ENTRIES SUPPLIED

* * *

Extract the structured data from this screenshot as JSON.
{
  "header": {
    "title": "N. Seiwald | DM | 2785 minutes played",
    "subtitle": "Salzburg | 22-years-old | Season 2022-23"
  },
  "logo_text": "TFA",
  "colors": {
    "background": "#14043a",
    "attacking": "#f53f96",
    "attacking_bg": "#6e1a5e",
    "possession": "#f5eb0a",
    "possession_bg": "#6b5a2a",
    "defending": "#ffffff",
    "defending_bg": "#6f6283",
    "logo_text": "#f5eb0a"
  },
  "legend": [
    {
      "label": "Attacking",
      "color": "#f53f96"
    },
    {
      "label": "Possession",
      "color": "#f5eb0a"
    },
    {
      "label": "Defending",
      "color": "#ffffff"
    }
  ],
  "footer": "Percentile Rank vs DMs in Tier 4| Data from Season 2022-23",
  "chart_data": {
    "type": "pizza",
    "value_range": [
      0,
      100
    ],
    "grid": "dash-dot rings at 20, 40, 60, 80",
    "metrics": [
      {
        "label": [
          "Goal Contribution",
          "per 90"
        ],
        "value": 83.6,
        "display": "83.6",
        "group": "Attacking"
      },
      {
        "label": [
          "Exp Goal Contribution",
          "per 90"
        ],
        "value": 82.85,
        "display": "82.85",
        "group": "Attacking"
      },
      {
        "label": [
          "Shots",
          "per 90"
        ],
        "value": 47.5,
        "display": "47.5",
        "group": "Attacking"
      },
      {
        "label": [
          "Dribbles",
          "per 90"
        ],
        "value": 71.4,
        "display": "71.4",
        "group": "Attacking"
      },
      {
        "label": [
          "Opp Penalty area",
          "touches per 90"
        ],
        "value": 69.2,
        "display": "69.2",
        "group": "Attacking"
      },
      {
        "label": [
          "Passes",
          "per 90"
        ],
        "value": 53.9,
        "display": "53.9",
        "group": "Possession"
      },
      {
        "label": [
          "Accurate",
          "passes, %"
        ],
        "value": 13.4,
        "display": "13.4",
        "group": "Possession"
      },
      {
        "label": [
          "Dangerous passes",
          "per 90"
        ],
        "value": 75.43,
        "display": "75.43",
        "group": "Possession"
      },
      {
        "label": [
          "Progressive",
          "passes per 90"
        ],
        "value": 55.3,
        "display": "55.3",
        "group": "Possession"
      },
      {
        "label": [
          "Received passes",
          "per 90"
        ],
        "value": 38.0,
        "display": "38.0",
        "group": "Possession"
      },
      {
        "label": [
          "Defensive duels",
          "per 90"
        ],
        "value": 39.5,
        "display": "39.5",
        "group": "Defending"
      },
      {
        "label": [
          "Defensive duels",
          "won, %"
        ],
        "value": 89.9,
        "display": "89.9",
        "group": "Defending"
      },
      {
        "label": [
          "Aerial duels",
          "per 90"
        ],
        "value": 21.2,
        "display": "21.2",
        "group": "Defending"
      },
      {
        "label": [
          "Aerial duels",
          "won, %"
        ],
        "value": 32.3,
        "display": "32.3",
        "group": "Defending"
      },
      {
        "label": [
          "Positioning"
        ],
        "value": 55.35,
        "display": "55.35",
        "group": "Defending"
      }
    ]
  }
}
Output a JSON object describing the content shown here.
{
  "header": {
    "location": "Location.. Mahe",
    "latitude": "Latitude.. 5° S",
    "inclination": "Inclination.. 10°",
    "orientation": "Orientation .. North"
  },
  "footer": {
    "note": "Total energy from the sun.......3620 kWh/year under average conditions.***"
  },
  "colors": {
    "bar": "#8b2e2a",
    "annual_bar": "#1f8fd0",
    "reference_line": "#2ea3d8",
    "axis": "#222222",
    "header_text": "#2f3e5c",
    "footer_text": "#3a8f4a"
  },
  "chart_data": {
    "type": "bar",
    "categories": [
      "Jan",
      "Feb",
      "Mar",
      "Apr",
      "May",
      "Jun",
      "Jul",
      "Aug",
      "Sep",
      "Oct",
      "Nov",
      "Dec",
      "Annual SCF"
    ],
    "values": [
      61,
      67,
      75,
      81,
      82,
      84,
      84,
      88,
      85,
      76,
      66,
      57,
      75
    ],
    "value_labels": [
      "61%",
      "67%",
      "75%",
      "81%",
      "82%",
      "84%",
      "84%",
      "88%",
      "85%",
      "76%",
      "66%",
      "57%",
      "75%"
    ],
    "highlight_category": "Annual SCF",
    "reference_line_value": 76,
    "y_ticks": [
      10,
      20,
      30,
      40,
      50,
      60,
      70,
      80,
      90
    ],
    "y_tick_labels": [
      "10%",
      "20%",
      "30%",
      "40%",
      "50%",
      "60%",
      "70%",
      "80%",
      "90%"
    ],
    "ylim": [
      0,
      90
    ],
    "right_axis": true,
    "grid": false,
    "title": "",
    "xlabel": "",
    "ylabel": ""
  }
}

* * *

THE PROBLEM
Out of the material above, select every line that holds the string "JSON".

WRITTEN RESPONSE
Extract the structured data from this screenshot as JSON.
Output a JSON object describing the content shown here.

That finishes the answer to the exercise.